# [DATA FOR THIS TASK]
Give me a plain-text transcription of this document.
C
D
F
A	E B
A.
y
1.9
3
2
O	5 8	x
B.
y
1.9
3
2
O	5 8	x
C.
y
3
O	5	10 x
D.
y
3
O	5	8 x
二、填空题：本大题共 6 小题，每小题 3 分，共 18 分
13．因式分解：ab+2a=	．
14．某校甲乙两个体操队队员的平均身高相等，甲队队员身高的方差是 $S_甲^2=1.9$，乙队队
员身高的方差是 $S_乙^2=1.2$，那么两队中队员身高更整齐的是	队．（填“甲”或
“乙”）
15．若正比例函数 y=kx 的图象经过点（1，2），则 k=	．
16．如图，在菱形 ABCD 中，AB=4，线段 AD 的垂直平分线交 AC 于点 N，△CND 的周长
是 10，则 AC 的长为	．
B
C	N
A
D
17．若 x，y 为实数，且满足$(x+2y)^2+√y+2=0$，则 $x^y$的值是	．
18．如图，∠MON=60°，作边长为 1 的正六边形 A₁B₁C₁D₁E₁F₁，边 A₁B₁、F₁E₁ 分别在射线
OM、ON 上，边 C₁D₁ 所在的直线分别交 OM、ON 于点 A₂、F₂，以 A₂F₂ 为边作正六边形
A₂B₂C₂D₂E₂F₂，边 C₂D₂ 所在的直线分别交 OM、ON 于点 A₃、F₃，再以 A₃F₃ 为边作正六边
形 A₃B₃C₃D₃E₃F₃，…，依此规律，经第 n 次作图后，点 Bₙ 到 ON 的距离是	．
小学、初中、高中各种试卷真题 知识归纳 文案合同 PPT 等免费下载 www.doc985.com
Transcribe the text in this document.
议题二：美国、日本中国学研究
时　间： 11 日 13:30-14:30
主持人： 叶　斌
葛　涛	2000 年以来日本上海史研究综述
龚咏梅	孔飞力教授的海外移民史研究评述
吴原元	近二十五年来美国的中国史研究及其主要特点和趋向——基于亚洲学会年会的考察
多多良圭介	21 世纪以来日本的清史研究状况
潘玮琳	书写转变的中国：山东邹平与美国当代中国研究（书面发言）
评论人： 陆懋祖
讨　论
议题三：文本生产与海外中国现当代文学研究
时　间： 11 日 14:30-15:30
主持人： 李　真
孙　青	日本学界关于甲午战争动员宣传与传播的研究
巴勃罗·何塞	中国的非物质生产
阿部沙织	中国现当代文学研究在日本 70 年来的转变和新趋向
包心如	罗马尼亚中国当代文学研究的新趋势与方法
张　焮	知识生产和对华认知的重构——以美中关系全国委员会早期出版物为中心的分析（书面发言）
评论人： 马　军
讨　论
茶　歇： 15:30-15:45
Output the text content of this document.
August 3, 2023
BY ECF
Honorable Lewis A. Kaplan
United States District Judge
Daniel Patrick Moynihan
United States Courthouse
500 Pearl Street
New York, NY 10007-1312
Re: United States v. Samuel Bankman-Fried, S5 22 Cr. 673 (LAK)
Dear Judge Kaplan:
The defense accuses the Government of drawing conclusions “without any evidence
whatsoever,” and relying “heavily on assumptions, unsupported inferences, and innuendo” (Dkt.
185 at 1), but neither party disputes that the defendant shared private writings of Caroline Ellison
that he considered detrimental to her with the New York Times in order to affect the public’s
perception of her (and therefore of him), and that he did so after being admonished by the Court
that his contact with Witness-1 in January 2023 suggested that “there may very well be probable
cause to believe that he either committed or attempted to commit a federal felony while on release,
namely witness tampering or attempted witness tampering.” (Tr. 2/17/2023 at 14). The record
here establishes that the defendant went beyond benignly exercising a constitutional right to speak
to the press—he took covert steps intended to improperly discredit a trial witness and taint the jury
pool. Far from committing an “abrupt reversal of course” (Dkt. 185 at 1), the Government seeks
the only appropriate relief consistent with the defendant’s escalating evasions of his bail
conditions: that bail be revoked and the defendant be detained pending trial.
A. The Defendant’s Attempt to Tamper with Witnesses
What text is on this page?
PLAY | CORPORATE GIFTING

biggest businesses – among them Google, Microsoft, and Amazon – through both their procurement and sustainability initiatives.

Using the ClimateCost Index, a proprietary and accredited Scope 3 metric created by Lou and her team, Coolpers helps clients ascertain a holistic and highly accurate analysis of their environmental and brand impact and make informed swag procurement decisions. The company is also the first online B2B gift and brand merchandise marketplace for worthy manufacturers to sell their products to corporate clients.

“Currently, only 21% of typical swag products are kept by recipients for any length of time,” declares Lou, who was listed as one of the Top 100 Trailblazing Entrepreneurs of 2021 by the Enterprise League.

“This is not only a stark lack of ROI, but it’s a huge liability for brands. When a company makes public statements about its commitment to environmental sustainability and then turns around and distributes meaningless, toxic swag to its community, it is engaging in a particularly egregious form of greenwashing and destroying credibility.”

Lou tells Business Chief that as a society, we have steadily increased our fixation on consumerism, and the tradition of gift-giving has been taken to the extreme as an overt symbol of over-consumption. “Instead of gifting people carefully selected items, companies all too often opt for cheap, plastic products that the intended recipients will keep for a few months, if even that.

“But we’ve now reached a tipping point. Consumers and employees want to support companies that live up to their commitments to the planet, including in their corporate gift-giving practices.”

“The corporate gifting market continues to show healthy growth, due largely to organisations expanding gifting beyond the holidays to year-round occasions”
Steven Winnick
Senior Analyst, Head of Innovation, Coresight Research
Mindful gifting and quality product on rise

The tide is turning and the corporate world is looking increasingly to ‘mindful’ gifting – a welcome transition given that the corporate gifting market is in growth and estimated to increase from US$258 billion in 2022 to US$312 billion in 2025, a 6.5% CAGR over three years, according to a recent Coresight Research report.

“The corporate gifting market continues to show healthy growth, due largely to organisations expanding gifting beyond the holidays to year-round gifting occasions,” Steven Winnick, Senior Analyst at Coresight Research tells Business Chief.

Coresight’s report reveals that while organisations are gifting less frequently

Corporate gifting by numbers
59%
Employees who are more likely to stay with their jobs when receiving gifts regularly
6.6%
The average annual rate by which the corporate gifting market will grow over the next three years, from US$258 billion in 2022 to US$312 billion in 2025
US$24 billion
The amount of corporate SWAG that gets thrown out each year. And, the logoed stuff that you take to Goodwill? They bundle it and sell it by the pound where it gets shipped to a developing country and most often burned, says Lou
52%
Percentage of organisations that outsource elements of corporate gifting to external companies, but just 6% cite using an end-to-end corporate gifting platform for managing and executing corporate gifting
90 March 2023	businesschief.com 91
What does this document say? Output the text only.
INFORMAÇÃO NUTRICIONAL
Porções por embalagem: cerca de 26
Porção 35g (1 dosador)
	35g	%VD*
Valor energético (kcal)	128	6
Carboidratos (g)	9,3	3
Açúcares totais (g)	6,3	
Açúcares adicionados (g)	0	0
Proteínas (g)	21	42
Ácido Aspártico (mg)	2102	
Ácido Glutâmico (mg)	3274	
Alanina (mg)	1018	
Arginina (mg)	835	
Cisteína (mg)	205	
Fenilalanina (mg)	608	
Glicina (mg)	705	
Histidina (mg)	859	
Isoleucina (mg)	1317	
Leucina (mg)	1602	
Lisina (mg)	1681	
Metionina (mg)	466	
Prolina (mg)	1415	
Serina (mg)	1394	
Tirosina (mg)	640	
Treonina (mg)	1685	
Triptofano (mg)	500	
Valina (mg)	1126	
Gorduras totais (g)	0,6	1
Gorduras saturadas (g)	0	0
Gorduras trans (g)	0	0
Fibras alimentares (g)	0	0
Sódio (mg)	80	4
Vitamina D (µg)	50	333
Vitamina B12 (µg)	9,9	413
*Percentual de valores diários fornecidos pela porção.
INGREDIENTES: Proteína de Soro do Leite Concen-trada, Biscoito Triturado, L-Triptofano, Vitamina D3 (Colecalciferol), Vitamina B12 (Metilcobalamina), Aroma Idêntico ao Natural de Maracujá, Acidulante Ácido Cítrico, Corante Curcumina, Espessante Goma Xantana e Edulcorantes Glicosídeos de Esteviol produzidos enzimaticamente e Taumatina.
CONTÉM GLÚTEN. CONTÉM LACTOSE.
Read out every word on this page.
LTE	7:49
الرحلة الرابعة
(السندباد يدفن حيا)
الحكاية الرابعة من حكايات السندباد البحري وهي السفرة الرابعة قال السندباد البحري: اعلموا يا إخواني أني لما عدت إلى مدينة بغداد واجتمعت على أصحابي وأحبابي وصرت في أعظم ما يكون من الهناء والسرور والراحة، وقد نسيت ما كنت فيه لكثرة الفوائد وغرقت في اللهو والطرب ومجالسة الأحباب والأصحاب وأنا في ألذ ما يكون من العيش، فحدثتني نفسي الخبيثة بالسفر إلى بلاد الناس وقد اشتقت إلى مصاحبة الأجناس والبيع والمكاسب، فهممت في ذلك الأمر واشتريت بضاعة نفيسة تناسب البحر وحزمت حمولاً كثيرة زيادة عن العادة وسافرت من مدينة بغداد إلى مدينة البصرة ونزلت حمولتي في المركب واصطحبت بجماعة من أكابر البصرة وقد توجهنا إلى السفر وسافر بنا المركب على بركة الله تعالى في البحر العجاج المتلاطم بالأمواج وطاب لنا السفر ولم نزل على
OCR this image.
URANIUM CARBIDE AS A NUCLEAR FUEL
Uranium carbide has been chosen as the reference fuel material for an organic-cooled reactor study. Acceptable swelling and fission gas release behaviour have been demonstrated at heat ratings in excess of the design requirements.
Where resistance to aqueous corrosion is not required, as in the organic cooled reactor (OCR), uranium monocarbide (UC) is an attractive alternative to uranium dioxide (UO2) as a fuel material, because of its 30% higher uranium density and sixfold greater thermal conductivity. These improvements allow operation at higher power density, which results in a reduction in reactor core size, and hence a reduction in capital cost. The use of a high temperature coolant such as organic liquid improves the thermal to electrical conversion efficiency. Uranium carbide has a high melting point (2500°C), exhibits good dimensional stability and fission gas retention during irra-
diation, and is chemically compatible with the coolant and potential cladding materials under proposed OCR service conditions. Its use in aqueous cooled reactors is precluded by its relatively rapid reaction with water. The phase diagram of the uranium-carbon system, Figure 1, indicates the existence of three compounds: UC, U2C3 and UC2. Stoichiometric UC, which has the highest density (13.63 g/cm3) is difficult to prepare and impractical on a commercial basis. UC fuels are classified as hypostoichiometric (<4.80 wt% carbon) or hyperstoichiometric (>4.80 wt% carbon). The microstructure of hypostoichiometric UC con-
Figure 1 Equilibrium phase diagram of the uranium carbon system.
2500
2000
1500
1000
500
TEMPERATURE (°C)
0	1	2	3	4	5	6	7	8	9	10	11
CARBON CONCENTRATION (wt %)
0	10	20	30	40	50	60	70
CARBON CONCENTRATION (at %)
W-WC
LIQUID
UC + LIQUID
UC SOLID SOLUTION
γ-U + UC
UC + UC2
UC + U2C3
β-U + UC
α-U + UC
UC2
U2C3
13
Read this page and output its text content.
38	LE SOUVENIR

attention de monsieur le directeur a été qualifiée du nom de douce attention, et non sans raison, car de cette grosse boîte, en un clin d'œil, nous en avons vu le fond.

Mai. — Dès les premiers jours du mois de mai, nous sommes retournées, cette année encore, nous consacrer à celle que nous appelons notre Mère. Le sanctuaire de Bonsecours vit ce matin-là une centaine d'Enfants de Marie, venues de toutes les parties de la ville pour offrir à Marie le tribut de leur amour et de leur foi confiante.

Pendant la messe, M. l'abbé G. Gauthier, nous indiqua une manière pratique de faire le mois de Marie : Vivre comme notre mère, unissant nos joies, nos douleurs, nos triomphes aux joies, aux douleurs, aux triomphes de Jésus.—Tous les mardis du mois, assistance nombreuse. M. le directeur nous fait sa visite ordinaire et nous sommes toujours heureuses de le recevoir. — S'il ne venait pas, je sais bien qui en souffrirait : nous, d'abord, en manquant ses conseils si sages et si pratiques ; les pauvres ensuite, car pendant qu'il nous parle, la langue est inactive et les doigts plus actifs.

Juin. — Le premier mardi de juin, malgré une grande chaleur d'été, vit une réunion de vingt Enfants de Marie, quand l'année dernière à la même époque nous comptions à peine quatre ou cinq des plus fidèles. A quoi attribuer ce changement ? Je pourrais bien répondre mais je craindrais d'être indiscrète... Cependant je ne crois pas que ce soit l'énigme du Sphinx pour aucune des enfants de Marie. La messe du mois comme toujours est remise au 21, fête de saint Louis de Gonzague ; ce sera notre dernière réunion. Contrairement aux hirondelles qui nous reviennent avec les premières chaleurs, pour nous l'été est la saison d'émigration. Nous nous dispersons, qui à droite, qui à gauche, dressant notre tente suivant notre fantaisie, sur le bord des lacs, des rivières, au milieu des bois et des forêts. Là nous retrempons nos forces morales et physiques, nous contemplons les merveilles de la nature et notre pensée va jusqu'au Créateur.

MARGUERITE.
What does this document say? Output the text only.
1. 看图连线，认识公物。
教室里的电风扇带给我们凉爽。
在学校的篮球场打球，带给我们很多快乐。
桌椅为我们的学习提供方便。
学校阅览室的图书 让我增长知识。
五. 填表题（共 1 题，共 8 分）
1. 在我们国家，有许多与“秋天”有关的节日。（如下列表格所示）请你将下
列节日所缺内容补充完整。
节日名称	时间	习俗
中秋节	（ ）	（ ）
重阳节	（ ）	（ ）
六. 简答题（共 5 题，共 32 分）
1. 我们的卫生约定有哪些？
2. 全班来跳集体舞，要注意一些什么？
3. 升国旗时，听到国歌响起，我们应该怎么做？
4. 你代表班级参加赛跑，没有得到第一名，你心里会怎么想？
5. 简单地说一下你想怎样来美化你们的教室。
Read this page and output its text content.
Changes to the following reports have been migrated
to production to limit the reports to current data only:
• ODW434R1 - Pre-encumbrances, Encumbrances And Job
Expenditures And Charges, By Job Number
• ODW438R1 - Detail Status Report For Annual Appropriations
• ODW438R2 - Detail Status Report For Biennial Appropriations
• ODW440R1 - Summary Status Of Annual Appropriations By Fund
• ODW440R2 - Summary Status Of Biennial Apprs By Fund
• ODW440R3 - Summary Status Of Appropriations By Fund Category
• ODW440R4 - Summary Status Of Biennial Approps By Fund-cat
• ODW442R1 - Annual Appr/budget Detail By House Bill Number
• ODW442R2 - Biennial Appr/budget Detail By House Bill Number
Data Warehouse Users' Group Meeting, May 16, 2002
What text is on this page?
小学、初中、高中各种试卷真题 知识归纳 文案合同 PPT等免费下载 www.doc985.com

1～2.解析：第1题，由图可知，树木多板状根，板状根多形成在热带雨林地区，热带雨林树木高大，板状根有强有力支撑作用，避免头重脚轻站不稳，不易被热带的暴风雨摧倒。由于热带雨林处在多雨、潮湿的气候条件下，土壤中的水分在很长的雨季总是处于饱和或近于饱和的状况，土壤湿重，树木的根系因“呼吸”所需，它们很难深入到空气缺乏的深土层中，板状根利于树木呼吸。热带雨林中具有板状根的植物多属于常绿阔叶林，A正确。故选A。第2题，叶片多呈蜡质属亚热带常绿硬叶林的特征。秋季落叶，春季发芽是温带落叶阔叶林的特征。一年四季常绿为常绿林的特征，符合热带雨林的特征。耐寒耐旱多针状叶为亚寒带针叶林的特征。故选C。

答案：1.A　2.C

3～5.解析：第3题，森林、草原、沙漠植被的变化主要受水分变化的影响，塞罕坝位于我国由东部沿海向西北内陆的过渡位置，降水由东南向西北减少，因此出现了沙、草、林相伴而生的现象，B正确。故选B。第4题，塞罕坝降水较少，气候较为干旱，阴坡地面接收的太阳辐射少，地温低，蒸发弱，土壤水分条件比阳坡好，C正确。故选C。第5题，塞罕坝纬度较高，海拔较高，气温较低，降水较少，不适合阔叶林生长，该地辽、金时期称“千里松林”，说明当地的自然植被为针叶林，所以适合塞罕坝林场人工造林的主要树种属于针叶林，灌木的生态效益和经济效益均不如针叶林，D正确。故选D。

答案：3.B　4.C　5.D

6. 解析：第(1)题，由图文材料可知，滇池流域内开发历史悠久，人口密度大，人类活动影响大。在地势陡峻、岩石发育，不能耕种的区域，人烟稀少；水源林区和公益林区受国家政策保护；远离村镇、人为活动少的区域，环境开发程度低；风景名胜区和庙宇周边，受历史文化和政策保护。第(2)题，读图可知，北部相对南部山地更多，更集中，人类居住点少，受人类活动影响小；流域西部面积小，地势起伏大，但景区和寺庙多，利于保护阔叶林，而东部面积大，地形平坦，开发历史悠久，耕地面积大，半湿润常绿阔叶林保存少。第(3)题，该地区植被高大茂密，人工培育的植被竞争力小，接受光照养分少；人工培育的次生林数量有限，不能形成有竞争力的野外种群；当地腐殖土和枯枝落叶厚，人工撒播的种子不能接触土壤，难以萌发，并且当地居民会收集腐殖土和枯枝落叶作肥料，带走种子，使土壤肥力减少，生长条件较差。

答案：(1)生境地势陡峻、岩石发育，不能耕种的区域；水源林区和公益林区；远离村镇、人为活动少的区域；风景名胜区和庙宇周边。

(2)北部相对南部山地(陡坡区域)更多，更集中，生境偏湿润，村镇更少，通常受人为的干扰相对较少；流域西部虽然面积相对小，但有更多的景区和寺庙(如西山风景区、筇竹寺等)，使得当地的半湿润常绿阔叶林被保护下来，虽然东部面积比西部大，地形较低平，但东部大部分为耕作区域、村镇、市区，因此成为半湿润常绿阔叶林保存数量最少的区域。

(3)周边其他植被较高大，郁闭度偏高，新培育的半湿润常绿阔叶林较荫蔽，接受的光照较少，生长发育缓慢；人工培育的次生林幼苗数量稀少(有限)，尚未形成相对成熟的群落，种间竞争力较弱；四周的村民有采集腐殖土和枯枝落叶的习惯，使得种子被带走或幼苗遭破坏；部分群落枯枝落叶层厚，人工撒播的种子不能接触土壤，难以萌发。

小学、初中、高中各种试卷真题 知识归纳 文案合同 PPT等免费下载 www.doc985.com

# [GIVEN TASK]
Copy out every line where the word "Appropriations" occurs.

# [FINISHED ANSWER]
• ODW438R1 - Detail Status Report For Annual Appropriations
• ODW438R2 - Detail Status Report For Biennial Appropriations
• ODW440R1 - Summary Status Of Annual Appropriations By Fund
• ODW440R3 - Summary Status Of Appropriations By Fund Category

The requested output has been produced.